# Start of DATA FOR PROCESSING

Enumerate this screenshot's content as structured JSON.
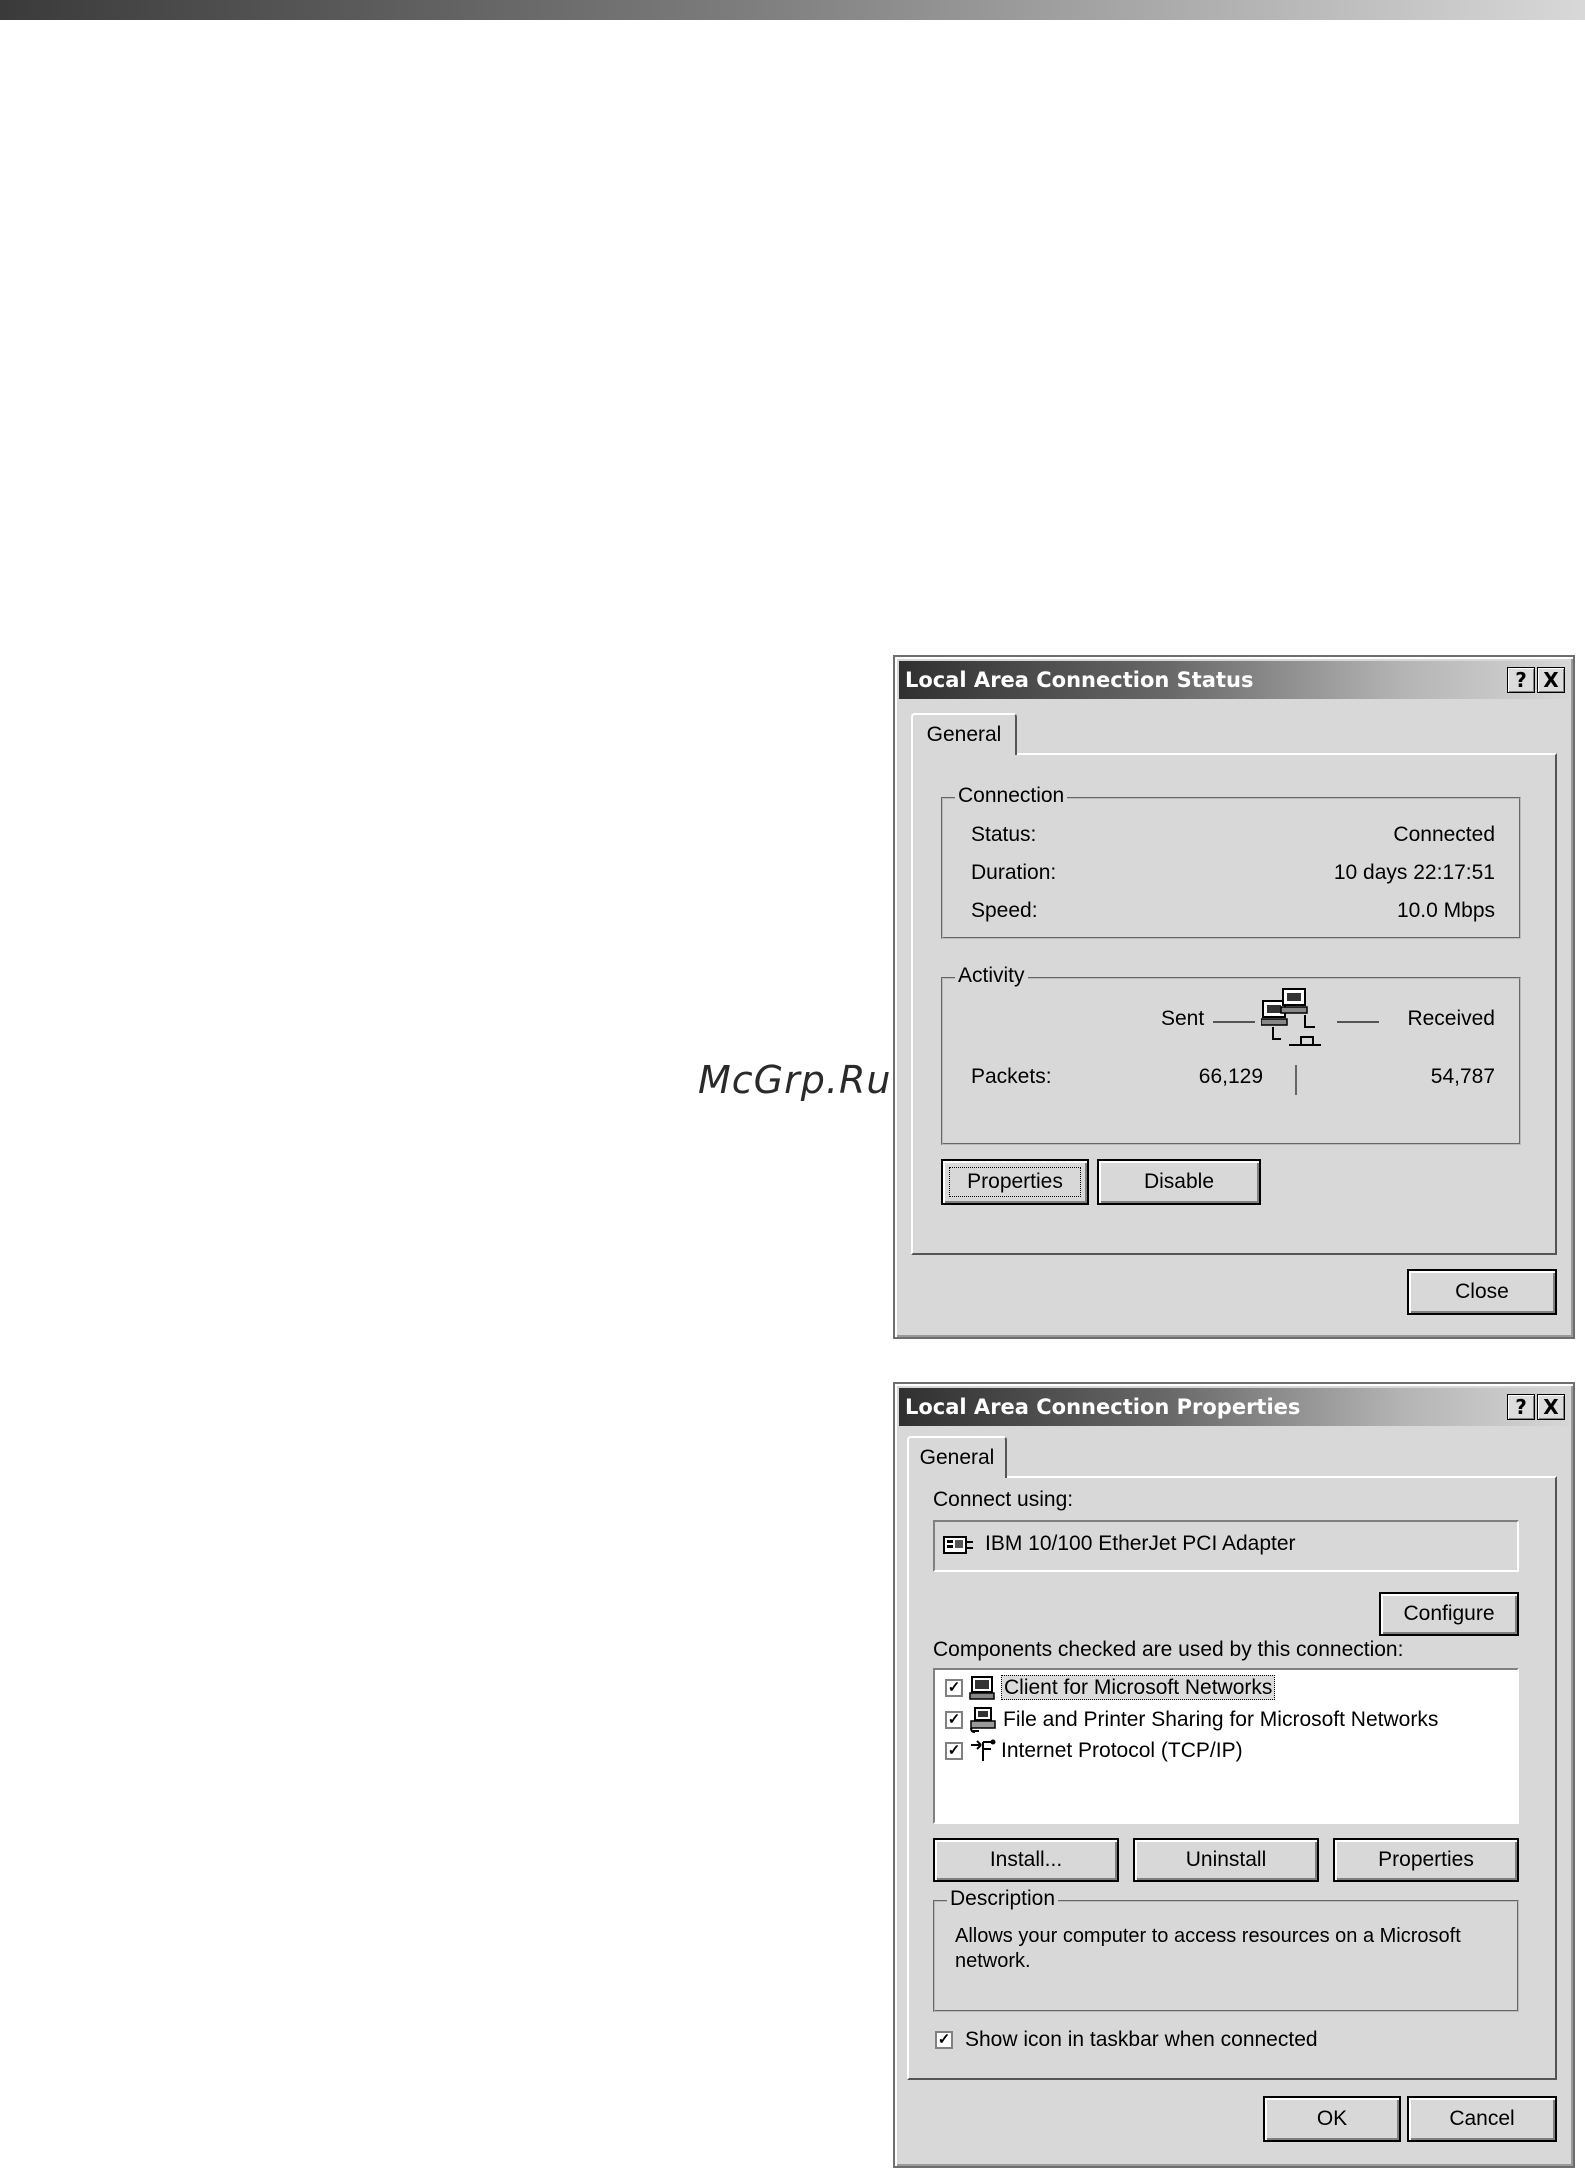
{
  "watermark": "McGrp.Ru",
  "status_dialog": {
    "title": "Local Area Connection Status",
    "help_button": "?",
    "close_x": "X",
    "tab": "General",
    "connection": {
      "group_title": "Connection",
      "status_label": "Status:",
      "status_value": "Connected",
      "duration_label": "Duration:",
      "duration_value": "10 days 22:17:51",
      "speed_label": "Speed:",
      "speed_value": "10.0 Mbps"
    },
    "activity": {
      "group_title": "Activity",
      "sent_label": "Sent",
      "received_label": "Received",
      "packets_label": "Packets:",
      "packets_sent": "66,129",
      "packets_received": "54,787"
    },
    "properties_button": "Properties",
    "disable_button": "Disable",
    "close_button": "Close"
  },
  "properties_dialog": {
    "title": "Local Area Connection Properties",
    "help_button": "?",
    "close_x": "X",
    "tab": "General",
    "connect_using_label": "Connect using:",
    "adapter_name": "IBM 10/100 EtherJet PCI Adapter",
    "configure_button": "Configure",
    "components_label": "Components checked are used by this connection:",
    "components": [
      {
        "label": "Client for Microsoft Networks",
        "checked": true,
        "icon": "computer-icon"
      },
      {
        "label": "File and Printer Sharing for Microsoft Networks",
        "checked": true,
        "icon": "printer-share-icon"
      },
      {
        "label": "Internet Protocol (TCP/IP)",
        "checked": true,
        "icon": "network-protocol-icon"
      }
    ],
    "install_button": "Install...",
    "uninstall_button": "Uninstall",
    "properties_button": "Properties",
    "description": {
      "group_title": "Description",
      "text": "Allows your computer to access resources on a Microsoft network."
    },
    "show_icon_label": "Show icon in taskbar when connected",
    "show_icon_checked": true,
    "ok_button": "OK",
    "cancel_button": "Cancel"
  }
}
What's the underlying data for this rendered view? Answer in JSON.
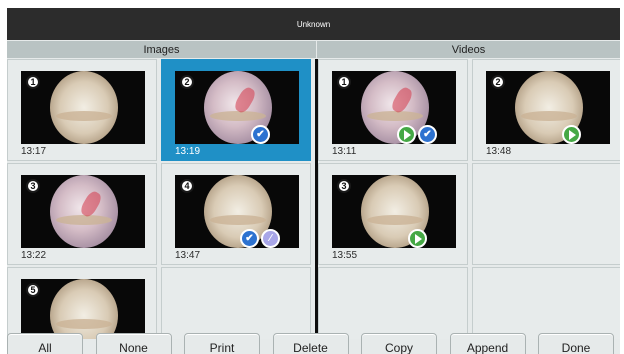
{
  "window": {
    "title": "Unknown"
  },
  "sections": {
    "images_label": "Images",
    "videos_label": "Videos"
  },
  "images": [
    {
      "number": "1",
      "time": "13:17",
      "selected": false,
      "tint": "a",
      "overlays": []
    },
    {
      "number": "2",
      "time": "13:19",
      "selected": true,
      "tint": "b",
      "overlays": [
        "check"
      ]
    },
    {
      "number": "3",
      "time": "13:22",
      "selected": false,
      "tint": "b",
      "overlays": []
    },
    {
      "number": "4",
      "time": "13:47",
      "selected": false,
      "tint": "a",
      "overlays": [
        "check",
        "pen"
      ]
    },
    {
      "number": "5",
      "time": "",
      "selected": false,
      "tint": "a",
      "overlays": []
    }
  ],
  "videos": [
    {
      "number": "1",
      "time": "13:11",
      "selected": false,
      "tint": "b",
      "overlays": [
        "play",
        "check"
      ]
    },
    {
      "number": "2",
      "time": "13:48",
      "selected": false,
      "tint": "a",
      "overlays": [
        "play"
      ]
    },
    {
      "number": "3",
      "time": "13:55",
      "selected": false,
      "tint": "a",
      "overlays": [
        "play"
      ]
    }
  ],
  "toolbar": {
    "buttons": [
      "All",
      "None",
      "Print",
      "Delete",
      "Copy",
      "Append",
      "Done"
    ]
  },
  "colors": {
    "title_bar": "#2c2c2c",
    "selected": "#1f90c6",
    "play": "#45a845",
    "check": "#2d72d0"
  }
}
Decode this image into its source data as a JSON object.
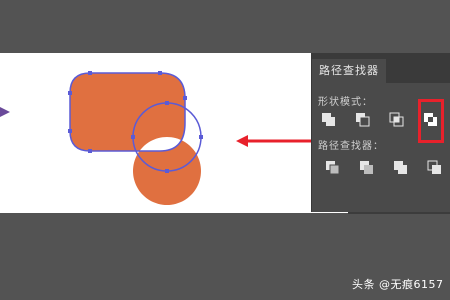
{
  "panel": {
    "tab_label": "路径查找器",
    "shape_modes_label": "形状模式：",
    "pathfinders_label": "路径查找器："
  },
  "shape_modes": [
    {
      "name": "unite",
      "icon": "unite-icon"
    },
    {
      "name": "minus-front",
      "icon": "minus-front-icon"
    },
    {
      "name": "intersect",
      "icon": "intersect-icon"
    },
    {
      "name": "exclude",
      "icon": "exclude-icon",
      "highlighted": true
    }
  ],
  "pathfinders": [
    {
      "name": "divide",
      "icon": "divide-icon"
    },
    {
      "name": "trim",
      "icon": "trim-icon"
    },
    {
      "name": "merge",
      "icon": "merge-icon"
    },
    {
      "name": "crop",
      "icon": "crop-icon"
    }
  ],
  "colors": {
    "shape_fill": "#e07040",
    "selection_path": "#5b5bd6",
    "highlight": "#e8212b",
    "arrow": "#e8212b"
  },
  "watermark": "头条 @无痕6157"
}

# End of DATA FOR PROCESSING

» EXERCISE PROMPT
Skip the images and write out the rest of the listing exactly.

» COMPLETE ANSWER
Enumerate this screenshot's content as structured JSON.
{
  "watermark": "McGrp.Ru",
  "status_dialog": {
    "title": "Local Area Connection Status",
    "help_button": "?",
    "close_x": "X",
    "tab": "General",
    "connection": {
      "group_title": "Connection",
      "status_label": "Status:",
      "status_value": "Connected",
      "duration_label": "Duration:",
      "duration_value": "10 days 22:17:51",
      "speed_label": "Speed:",
      "speed_value": "10.0 Mbps"
    },
    "activity": {
      "group_title": "Activity",
      "sent_label": "Sent",
      "received_label": "Received",
      "packets_label": "Packets:",
      "packets_sent": "66,129",
      "packets_received": "54,787"
    },
    "properties_button": "Properties",
    "disable_button": "Disable",
    "close_button": "Close"
  },
  "properties_dialog": {
    "title": "Local Area Connection Properties",
    "help_button": "?",
    "close_x": "X",
    "tab": "General",
    "connect_using_label": "Connect using:",
    "adapter_name": "IBM 10/100 EtherJet PCI Adapter",
    "configure_button": "Configure",
    "components_label": "Components checked are used by this connection:",
    "components": [
      {
        "label": "Client for Microsoft Networks",
        "checked": true,
        "icon": "computer-icon"
      },
      {
        "label": "File and Printer Sharing for Microsoft Networks",
        "checked": true,
        "icon": "printer-share-icon"
      },
      {
        "label": "Internet Protocol (TCP/IP)",
        "checked": true,
        "icon": "network-protocol-icon"
      }
    ],
    "install_button": "Install...",
    "uninstall_button": "Uninstall",
    "properties_button": "Properties",
    "description": {
      "group_title": "Description",
      "text": "Allows your computer to access resources on a Microsoft network."
    },
    "show_icon_label": "Show icon in taskbar when connected",
    "show_icon_checked": true,
    "ok_button": "OK",
    "cancel_button": "Cancel"
  }
}
What's the underlying data for this rendered view? Answer in JSON.
{
  "window": {
    "title": "Unknown"
  },
  "sections": {
    "images_label": "Images",
    "videos_label": "Videos"
  },
  "images": [
    {
      "number": "1",
      "time": "13:17",
      "selected": false,
      "tint": "a",
      "overlays": []
    },
    {
      "number": "2",
      "time": "13:19",
      "selected": true,
      "tint": "b",
      "overlays": [
        "check"
      ]
    },
    {
      "number": "3",
      "time": "13:22",
      "selected": false,
      "tint": "b",
      "overlays": []
    },
    {
      "number": "4",
      "time": "13:47",
      "selected": false,
      "tint": "a",
      "overlays": [
        "check",
        "pen"
      ]
    },
    {
      "number": "5",
      "time": "",
      "selected": false,
      "tint": "a",
      "overlays": []
    }
  ],
  "videos": [
    {
      "number": "1",
      "time": "13:11",
      "selected": false,
      "tint": "b",
      "overlays": [
        "play",
        "check"
      ]
    },
    {
      "number": "2",
      "time": "13:48",
      "selected": false,
      "tint": "a",
      "overlays": [
        "play"
      ]
    },
    {
      "number": "3",
      "time": "13:55",
      "selected": false,
      "tint": "a",
      "overlays": [
        "play"
      ]
    }
  ],
  "toolbar": {
    "buttons": [
      "All",
      "None",
      "Print",
      "Delete",
      "Copy",
      "Append",
      "Done"
    ]
  },
  "colors": {
    "title_bar": "#2c2c2c",
    "selected": "#1f90c6",
    "play": "#45a845",
    "check": "#2d72d0"
  }
}
Decode this image into its source data as a JSON object.
{
  "panel": {
    "tab_label": "路径查找器",
    "shape_modes_label": "形状模式：",
    "pathfinders_label": "路径查找器："
  },
  "shape_modes": [
    {
      "name": "unite",
      "icon": "unite-icon"
    },
    {
      "name": "minus-front",
      "icon": "minus-front-icon"
    },
    {
      "name": "intersect",
      "icon": "intersect-icon"
    },
    {
      "name": "exclude",
      "icon": "exclude-icon",
      "highlighted": true
    }
  ],
  "pathfinders": [
    {
      "name": "divide",
      "icon": "divide-icon"
    },
    {
      "name": "trim",
      "icon": "trim-icon"
    },
    {
      "name": "merge",
      "icon": "merge-icon"
    },
    {
      "name": "crop",
      "icon": "crop-icon"
    }
  ],
  "colors": {
    "shape_fill": "#e07040",
    "selection_path": "#5b5bd6",
    "highlight": "#e8212b",
    "arrow": "#e8212b"
  },
  "watermark": "头条 @无痕6157"
}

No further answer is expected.